**Tarefa pedida A:**
No relato sobre a "Nossa Rua", em que bairro ficava essa rua?
**Tarefa pedida B:**
Prossiga com o relato sobre a "Nossa Rua" a partir da última frase.

Diferente do que muita gente pensa, quando meus pais se separaram, eu com sete anos de idade, não sofri pela separação deles, muito pelo contrário, senti um alívio, pois ficamos todos livres daquele ambiente pesado de brigas e mais brigas.

 

O sofrimento foi ter que me mudar da rua onde morávamos, pois lá, mais do que em casa, a infância era vivida plenamente! A rua era das crianças, por isso a chamávamos de “Nossa Rua”, durante muitos anos eu sofri com esta perda, foi um pouco como a perda da infância… Sabe porque? Deixa eu explicar melhor: lá, na “Nossa Rua”, as crianças ficavam soltas e livres, sem a constante presença recriminadora dos adultos, naquela época eu não sabia porque, mas os adultos estavam sempre em suas casas ou trabalhos, mas raramente na rua, esta era unicamente das crianças, e ali vivíamos num mundo próprio.

 

Localizada em Santa Teresa, um bairro conhecidamente bucólico por suas ruas de paralelepípedo, casas antigas e bonde circulando nos trilhos; a “Nossa Rua”, uma rua sem saída, e com isso sem transito de carros, naquela época tinha em boa parte de sua extensão um “morro de terra” que separava as duas calçadas em desnível, e por isso até mesmo estacionar não era possível em boa parte dela. Não haviam prédios de apartamentos, somente casas simples com quintal, jardim ou uma boa varanda, mas mesmo assim ficávamos muito mais na rua do que em nossas casas. Das famílias que moravam nesta rua, 90 % tinham pelo menos uma criança, duas ou três, o que tornava nosso social na rua muito rico, éramos muitas crianças de diferentes idades, meninos e meninas, e também com diferentes níveis sócio-culturais, mas na Nossa Rua todas as crianças brincavam juntas.

**Dados fornecidos:**
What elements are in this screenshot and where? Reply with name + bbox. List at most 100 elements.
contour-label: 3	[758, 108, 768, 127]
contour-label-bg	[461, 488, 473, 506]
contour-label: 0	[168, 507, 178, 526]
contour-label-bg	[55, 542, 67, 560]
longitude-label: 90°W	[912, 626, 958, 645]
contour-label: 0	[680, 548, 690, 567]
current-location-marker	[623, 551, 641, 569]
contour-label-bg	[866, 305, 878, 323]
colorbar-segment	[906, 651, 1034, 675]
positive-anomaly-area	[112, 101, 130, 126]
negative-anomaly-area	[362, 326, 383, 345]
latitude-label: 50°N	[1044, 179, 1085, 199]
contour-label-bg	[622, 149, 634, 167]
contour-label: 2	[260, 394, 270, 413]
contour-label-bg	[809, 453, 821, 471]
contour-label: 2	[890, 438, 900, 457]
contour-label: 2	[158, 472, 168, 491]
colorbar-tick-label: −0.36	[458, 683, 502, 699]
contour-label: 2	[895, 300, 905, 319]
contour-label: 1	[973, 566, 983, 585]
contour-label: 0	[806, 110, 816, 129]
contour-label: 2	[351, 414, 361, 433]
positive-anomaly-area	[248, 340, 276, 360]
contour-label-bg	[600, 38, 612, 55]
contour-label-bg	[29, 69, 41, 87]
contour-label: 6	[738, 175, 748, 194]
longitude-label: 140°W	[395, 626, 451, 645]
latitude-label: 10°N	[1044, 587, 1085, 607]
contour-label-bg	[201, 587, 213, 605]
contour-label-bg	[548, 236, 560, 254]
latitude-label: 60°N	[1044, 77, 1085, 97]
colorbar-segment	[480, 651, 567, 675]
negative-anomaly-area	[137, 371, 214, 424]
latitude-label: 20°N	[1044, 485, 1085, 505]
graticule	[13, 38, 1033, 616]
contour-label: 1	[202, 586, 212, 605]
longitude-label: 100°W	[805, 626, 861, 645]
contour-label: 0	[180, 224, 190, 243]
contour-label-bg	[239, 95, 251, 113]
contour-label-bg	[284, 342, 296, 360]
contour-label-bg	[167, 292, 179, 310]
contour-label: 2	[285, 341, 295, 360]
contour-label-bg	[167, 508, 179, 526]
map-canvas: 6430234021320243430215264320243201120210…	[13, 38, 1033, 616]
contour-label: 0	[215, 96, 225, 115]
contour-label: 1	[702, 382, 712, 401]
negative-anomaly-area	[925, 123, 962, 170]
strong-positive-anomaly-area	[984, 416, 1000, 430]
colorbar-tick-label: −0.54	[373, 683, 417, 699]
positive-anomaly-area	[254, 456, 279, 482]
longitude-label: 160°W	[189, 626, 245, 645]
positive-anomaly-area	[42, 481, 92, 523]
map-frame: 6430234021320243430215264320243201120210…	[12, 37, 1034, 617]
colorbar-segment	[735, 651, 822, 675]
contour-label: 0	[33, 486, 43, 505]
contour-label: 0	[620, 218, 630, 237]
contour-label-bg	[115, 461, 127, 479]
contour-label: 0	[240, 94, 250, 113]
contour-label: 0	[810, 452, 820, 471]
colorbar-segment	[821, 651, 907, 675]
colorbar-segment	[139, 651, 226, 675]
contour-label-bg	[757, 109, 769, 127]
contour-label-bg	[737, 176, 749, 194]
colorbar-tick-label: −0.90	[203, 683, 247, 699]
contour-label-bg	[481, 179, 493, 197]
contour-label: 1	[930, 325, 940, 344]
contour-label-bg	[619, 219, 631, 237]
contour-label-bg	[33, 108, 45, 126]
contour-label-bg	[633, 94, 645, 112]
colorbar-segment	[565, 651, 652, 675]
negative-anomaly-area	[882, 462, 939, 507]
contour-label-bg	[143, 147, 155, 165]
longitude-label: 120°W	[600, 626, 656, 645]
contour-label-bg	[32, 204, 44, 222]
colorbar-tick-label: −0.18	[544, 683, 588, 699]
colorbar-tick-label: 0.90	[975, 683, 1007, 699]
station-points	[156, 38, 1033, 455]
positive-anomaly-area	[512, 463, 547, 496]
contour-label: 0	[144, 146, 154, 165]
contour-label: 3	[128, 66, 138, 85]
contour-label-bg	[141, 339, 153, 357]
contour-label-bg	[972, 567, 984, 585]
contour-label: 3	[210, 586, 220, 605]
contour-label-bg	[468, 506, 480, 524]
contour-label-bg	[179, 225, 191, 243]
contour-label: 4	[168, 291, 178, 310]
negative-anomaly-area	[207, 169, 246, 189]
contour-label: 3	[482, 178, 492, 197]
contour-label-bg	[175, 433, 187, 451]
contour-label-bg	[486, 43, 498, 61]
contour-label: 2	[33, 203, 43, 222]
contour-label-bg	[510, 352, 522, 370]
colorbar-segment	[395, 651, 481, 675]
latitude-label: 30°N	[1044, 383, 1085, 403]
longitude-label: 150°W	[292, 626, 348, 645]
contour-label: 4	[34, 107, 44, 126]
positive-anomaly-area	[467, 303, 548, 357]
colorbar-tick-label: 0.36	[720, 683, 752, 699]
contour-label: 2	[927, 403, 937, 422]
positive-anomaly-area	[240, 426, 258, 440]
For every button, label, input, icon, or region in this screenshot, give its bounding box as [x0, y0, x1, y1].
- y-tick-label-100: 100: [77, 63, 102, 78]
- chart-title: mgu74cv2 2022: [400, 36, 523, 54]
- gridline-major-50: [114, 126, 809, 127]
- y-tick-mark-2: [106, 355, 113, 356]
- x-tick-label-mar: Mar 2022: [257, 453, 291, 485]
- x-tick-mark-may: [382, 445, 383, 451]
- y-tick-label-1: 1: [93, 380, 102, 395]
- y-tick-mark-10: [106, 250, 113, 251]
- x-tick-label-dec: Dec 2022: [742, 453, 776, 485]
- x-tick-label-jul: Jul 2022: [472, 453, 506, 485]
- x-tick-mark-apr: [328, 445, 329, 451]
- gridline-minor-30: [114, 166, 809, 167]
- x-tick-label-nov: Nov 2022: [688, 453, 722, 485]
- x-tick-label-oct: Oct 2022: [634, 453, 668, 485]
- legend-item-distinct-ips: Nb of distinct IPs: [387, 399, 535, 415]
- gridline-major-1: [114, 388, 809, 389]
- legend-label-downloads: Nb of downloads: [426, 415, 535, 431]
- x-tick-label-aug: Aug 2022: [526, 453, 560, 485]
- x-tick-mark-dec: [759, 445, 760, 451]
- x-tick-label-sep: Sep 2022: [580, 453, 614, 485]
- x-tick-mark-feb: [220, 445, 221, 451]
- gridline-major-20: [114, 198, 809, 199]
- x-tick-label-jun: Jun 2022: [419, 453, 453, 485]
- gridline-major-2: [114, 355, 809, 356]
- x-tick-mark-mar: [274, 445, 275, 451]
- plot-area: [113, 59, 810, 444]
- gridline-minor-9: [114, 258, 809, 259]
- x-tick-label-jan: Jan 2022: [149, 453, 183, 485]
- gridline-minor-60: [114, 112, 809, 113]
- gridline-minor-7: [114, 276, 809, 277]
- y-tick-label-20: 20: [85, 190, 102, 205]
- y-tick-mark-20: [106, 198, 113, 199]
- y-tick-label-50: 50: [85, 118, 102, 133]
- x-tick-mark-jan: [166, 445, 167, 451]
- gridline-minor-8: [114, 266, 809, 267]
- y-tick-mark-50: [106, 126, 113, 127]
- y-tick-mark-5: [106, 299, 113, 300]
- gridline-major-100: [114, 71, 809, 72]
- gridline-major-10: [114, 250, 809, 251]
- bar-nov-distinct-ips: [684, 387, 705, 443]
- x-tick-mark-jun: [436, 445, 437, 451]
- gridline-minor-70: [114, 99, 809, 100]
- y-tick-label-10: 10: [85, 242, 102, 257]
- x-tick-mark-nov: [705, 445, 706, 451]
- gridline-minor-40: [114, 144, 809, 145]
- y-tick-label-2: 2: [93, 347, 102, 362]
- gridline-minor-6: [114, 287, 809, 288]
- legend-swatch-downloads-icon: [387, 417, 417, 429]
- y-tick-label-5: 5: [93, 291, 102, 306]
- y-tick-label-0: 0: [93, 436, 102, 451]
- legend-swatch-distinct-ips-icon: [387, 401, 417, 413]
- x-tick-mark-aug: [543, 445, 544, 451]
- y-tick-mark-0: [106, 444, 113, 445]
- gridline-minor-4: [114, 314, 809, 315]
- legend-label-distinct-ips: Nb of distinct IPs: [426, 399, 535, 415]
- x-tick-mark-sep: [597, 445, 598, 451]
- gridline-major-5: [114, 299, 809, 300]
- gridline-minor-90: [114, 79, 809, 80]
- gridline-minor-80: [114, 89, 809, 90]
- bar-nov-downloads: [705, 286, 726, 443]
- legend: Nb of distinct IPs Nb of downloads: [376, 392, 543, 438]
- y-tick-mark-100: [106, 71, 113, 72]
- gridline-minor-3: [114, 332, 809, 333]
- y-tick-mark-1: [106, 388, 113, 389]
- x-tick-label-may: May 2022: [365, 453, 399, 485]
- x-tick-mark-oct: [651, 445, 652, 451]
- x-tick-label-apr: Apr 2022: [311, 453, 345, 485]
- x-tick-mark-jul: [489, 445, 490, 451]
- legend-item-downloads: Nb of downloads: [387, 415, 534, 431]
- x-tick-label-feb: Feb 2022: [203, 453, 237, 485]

**Resultado A:**
Em Santa Teresa.

**Resultado B:**
 

Brincávamos de pique-pega, pique-esconde, pique-alto, pique-bandeira, pique-baleia… a infância sadia tem pique pra tudo! Brincávamos de campeonato de corrida, de quem pula mais alto, de cuspe à distância, de melhor dupla teatral, ou de melhor dupla de lambada… Telefone-sem-fio, mês, adedanha, adoleta, gato-mia, mímica… Não cansávamos de subir em árvores, de escorregar no morro sentados no papelão (e ficar com o bumbum todo sujo de terra), de jogar queimada, de tomar banho de chuva e pular em poças de lama, de ensaiar espetáculos de dança em cima da caminhonete, de pular corda, pular elástico, amarelinha, soltar pipa, jogar bolinha de gude, comer goiaba no pé da vizinha, comprar sacolé na outra, fazer o enterro da cigarra que morreu depois de a encontrarmos caída perdendo aos poucos sua voz rouca… Ficávamos horas, às vezes dias, ensaiando peças teatrais que depois convocávamos os pais pra assistirem pagando ingresso. E à noite era maravilhoso contar e ouvir piadas, contar e ouvir histórias mal assombradas, brincar de salada-mista…

 

Tinha o namoro ingênuo, de mãos dadas, e bochechas queimando de vergonha; tinha o namoro tímido, que acontecia escondido com apenas um estalinho, e tamanho era o palpitar e rubor causado por esta façanha, que cada qual corria pra lados opostos em seguida do beijo; tinha o namoro escondido, em que a maior aventura, era justamente o segredo em si, e encontrar formas de como manter este segredo em disfarce, mesmo que nada acontecesse entre eles, uma espécie de detetive às avessas; tinha o namoro que não existia mas que todas as crianças da rua vibravam juntos querendo que tal casal se namorasse; tinham os amores platônicos, esses tinham aos montes… Namorar era apenas enfrentar o encontro de sentimentos entre um menino e uma menina, a primeira experiência de amor entre esses opostos.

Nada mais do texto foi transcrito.